WHAT YOU SHOULD DO: Output the records. Match them exactly.

DATA ENTRIES:
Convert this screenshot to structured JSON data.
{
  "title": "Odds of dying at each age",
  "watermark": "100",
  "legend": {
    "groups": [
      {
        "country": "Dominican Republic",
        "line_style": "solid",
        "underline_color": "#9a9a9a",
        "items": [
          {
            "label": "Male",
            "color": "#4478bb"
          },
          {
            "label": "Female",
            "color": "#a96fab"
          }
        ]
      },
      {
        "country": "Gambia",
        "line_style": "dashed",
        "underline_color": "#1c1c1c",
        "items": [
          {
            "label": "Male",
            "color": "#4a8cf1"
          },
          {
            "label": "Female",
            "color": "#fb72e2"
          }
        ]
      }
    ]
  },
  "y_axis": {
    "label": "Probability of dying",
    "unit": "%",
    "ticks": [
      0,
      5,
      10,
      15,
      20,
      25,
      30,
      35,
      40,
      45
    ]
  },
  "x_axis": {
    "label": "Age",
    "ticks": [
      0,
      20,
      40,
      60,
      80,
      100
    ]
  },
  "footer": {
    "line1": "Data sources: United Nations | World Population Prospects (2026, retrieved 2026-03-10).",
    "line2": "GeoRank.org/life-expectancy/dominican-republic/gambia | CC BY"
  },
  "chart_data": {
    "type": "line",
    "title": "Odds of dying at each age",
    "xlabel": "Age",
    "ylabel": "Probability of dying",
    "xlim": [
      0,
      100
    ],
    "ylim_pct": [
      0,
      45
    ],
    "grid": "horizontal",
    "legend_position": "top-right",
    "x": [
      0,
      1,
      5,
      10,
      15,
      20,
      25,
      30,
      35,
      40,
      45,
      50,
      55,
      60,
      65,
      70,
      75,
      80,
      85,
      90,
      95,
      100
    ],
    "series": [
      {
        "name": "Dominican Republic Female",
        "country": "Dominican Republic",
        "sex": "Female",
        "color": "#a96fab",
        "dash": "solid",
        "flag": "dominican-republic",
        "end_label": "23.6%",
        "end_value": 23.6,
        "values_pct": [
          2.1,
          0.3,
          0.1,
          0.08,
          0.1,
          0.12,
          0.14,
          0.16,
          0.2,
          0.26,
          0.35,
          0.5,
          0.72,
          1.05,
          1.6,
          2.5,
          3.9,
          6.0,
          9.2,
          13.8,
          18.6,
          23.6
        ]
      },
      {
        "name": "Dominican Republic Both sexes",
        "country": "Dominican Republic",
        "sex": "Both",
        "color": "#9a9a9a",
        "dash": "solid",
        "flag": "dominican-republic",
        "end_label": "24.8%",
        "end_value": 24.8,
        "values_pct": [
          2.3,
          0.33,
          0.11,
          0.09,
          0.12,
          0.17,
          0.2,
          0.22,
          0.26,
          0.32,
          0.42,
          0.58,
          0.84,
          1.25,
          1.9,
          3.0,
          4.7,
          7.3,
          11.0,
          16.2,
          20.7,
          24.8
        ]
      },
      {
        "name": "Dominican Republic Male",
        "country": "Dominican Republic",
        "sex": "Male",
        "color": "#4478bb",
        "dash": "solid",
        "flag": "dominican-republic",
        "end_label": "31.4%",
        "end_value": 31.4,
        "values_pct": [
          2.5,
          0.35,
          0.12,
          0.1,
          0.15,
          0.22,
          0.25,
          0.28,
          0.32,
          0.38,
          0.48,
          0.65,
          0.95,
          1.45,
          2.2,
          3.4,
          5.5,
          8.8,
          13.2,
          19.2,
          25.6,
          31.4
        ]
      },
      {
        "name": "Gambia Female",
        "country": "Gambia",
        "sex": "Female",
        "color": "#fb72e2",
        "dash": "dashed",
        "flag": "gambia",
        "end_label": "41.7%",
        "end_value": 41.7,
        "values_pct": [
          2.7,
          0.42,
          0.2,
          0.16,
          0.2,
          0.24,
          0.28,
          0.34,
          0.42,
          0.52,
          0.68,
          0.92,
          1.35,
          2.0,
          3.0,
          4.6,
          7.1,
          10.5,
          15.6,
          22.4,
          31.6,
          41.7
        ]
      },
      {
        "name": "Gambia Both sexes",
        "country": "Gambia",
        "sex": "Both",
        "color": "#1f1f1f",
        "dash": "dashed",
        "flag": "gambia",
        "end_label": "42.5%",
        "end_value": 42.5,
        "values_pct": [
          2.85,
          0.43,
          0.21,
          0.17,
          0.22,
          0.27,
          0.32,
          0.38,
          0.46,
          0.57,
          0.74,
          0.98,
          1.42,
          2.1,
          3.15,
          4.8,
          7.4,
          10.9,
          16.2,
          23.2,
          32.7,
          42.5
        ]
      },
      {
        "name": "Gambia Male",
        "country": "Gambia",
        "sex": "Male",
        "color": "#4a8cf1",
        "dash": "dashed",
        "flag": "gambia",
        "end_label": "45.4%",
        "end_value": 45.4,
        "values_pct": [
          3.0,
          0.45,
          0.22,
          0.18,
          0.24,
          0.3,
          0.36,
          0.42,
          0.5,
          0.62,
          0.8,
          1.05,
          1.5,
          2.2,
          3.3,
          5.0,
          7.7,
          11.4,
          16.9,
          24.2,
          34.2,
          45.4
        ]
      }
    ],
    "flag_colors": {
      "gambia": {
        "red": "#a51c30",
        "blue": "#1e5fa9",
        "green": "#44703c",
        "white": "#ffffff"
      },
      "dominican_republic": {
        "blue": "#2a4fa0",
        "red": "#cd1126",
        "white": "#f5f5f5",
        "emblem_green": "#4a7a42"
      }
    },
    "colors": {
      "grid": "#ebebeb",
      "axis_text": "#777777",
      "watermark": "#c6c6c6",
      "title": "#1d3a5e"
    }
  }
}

RESPONSE:
Convert this screenshot to structured JSON data.
{
  "title": "Odds of dying at each age",
  "watermark": "100",
  "legend": {
    "groups": [
      {
        "country": "Dominican Republic",
        "line_style": "solid",
        "underline_color": "#9a9a9a",
        "items": [
          {
            "label": "Male",
            "color": "#4478bb"
          },
          {
            "label": "Female",
            "color": "#a96fab"
          }
        ]
      },
      {
        "country": "Gambia",
        "line_style": "dashed",
        "underline_color": "#1c1c1c",
        "items": [
          {
            "label": "Male",
            "color": "#4a8cf1"
          },
          {
            "label": "Female",
            "color": "#fb72e2"
          }
        ]
      }
    ]
  },
  "y_axis": {
    "label": "Probability of dying",
    "unit": "%",
    "ticks": [
      0,
      5,
      10,
      15,
      20,
      25,
      30,
      35,
      40,
      45
    ]
  },
  "x_axis": {
    "label": "Age",
    "ticks": [
      0,
      20,
      40,
      60,
      80,
      100
    ]
  },
  "footer": {
    "line1": "Data sources: United Nations | World Population Prospects (2026, retrieved 2026-03-10).",
    "line2": "GeoRank.org/life-expectancy/dominican-republic/gambia | CC BY"
  },
  "chart_data": {
    "type": "line",
    "title": "Odds of dying at each age",
    "xlabel": "Age",
    "ylabel": "Probability of dying",
    "xlim": [
      0,
      100
    ],
    "ylim_pct": [
      0,
      45
    ],
    "grid": "horizontal",
    "legend_position": "top-right",
    "x": [
      0,
      1,
      5,
      10,
      15,
      20,
      25,
      30,
      35,
      40,
      45,
      50,
      55,
      60,
      65,
      70,
      75,
      80,
      85,
      90,
      95,
      100
    ],
    "series": [
      {
        "name": "Dominican Republic Female",
        "country": "Dominican Republic",
        "sex": "Female",
        "color": "#a96fab",
        "dash": "solid",
        "flag": "dominican-republic",
        "end_label": "23.6%",
        "end_value": 23.6,
        "values_pct": [
          2.1,
          0.3,
          0.1,
          0.08,
          0.1,
          0.12,
          0.14,
          0.16,
          0.2,
          0.26,
          0.35,
          0.5,
          0.72,
          1.05,
          1.6,
          2.5,
          3.9,
          6.0,
          9.2,
          13.8,
          18.6,
          23.6
        ]
      },
      {
        "name": "Dominican Republic Both sexes",
        "country": "Dominican Republic",
        "sex": "Both",
        "color": "#9a9a9a",
        "dash": "solid",
        "flag": "dominican-republic",
        "end_label": "24.8%",
        "end_value": 24.8,
        "values_pct": [
          2.3,
          0.33,
          0.11,
          0.09,
          0.12,
          0.17,
          0.2,
          0.22,
          0.26,
          0.32,
          0.42,
          0.58,
          0.84,
          1.25,
          1.9,
          3.0,
          4.7,
          7.3,
          11.0,
          16.2,
          20.7,
          24.8
        ]
      },
      {
        "name": "Dominican Republic Male",
        "country": "Dominican Republic",
        "sex": "Male",
        "color": "#4478bb",
        "dash": "solid",
        "flag": "dominican-republic",
        "end_label": "31.4%",
        "end_value": 31.4,
        "values_pct": [
          2.5,
          0.35,
          0.12,
          0.1,
          0.15,
          0.22,
          0.25,
          0.28,
          0.32,
          0.38,
          0.48,
          0.65,
          0.95,
          1.45,
          2.2,
          3.4,
          5.5,
          8.8,
          13.2,
          19.2,
          25.6,
          31.4
        ]
      },
      {
        "name": "Gambia Female",
        "country": "Gambia",
        "sex": "Female",
        "color": "#fb72e2",
        "dash": "dashed",
        "flag": "gambia",
        "end_label": "41.7%",
        "end_value": 41.7,
        "values_pct": [
          2.7,
          0.42,
          0.2,
          0.16,
          0.2,
          0.24,
          0.28,
          0.34,
          0.42,
          0.52,
          0.68,
          0.92,
          1.35,
          2.0,
          3.0,
          4.6,
          7.1,
          10.5,
          15.6,
          22.4,
          31.6,
          41.7
        ]
      },
      {
        "name": "Gambia Both sexes",
        "country": "Gambia",
        "sex": "Both",
        "color": "#1f1f1f",
        "dash": "dashed",
        "flag": "gambia",
        "end_label": "42.5%",
        "end_value": 42.5,
        "values_pct": [
          2.85,
          0.43,
          0.21,
          0.17,
          0.22,
          0.27,
          0.32,
          0.38,
          0.46,
          0.57,
          0.74,
          0.98,
          1.42,
          2.1,
          3.15,
          4.8,
          7.4,
          10.9,
          16.2,
          23.2,
          32.7,
          42.5
        ]
      },
      {
        "name": "Gambia Male",
        "country": "Gambia",
        "sex": "Male",
        "color": "#4a8cf1",
        "dash": "dashed",
        "flag": "gambia",
        "end_label": "45.4%",
        "end_value": 45.4,
        "values_pct": [
          3.0,
          0.45,
          0.22,
          0.18,
          0.24,
          0.3,
          0.36,
          0.42,
          0.5,
          0.62,
          0.8,
          1.05,
          1.5,
          2.2,
          3.3,
          5.0,
          7.7,
          11.4,
          16.9,
          24.2,
          34.2,
          45.4
        ]
      }
    ],
    "flag_colors": {
      "gambia": {
        "red": "#a51c30",
        "blue": "#1e5fa9",
        "green": "#44703c",
        "white": "#ffffff"
      },
      "dominican_republic": {
        "blue": "#2a4fa0",
        "red": "#cd1126",
        "white": "#f5f5f5",
        "emblem_green": "#4a7a42"
      }
    },
    "colors": {
      "grid": "#ebebeb",
      "axis_text": "#777777",
      "watermark": "#c6c6c6",
      "title": "#1d3a5e"
    }
  }
}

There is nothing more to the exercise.